PROMPT:
Identify the lines bearing the string "label" and gather them.

::::::

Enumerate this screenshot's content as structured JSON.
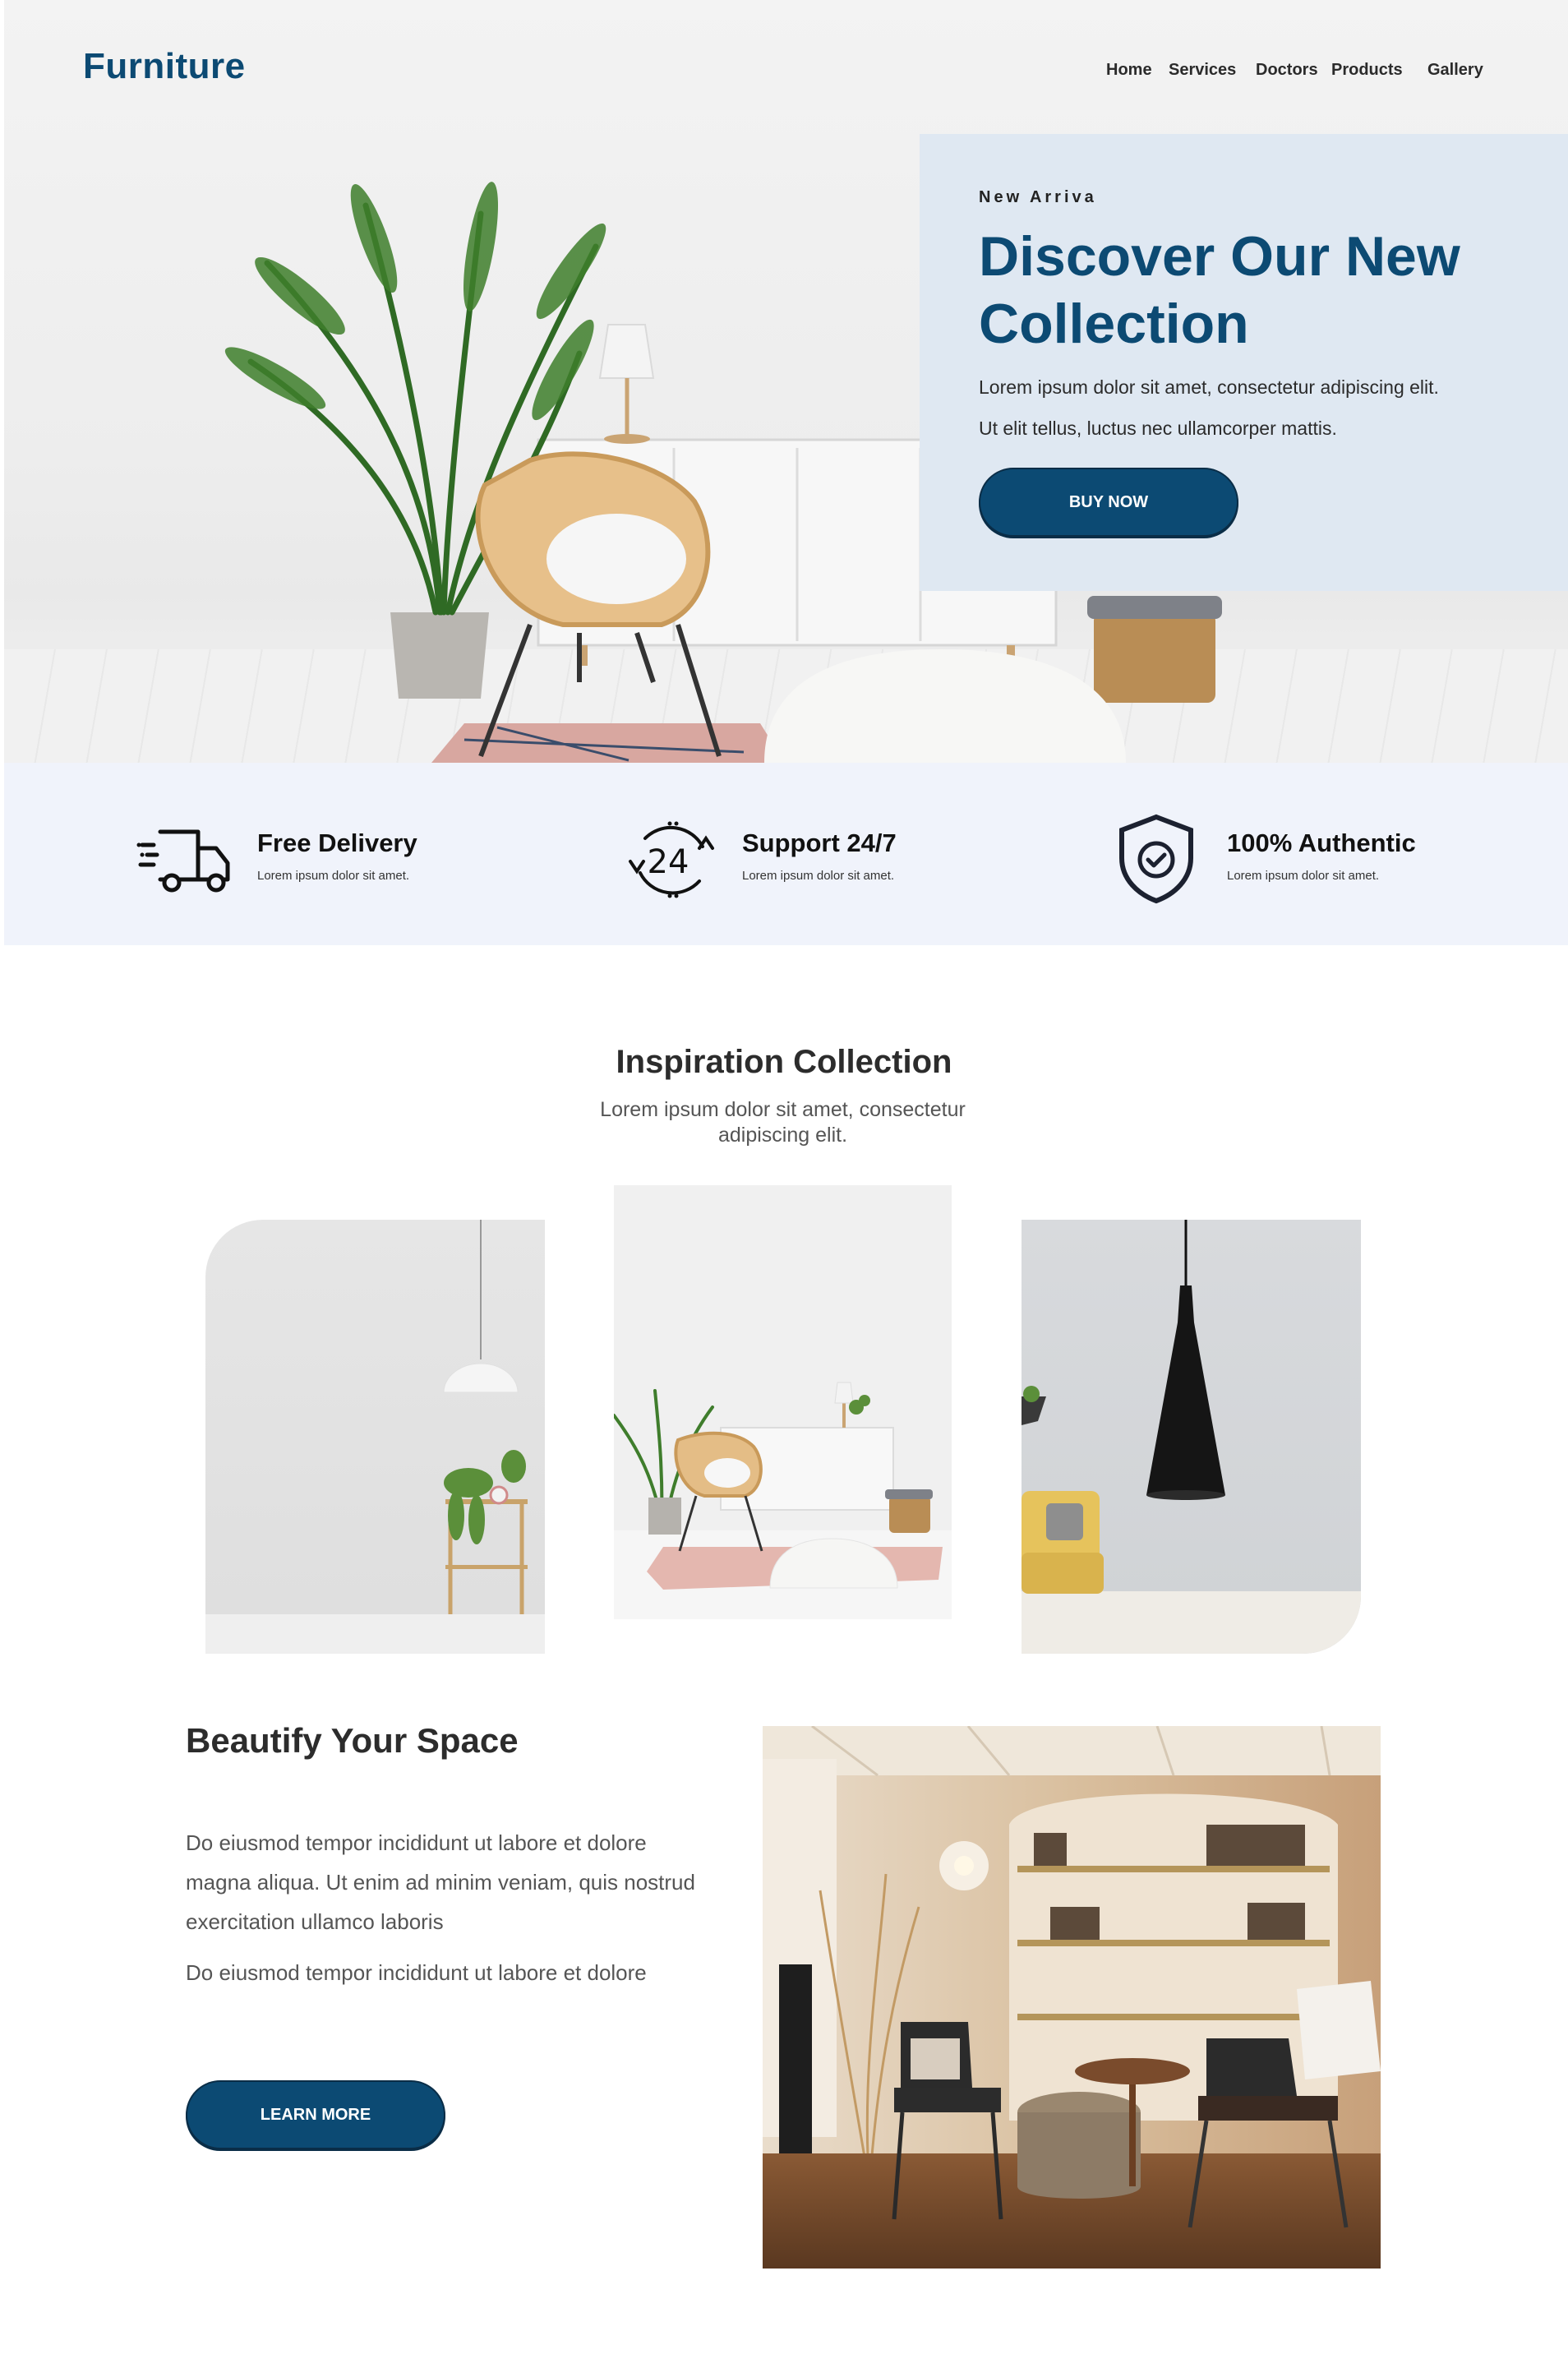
{
  "brand": {
    "name": "Furniture"
  },
  "nav": {
    "items": [
      {
        "label": "Home"
      },
      {
        "label": "Services"
      },
      {
        "label": "Doctors"
      },
      {
        "label": "Products"
      },
      {
        "label": "Gallery"
      }
    ]
  },
  "hero": {
    "kicker": "New Arriva",
    "title": "Discover Our New Collection",
    "line1": "Lorem ipsum dolor sit amet, consectetur adipiscing elit.",
    "line2": "Ut elit tellus, luctus nec ullamcorper mattis.",
    "button": "BUY NOW"
  },
  "features": [
    {
      "icon": "delivery-truck-icon",
      "title": "Free Delivery",
      "text": "Lorem ipsum dolor sit amet."
    },
    {
      "icon": "support-24-7-icon",
      "title": "Support 24/7",
      "text": "Lorem ipsum dolor sit amet."
    },
    {
      "icon": "shield-check-icon",
      "title": "100% Authentic",
      "text": "Lorem ipsum dolor sit amet."
    }
  ],
  "inspiration": {
    "title": "Inspiration Collection",
    "subtitle": "Lorem ipsum dolor sit amet, consectetur adipiscing elit."
  },
  "beautify": {
    "title": "Beautify Your Space",
    "p1": "Do eiusmod tempor incididunt ut labore et dolore magna aliqua. Ut enim ad minim veniam, quis nostrud exercitation ullamco laboris",
    "p2": "Do eiusmod tempor incididunt ut labore et dolore",
    "button": "LEARN MORE"
  },
  "colors": {
    "brand": "#0c4a73",
    "hero_box": "#dfe8f2",
    "features_band": "#f0f3fb"
  }
}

::::::

SOLUTION:
        "label": "Home"
        "label": "Services"
        "label": "Doctors"
        "label": "Products"
        "label": "Gallery"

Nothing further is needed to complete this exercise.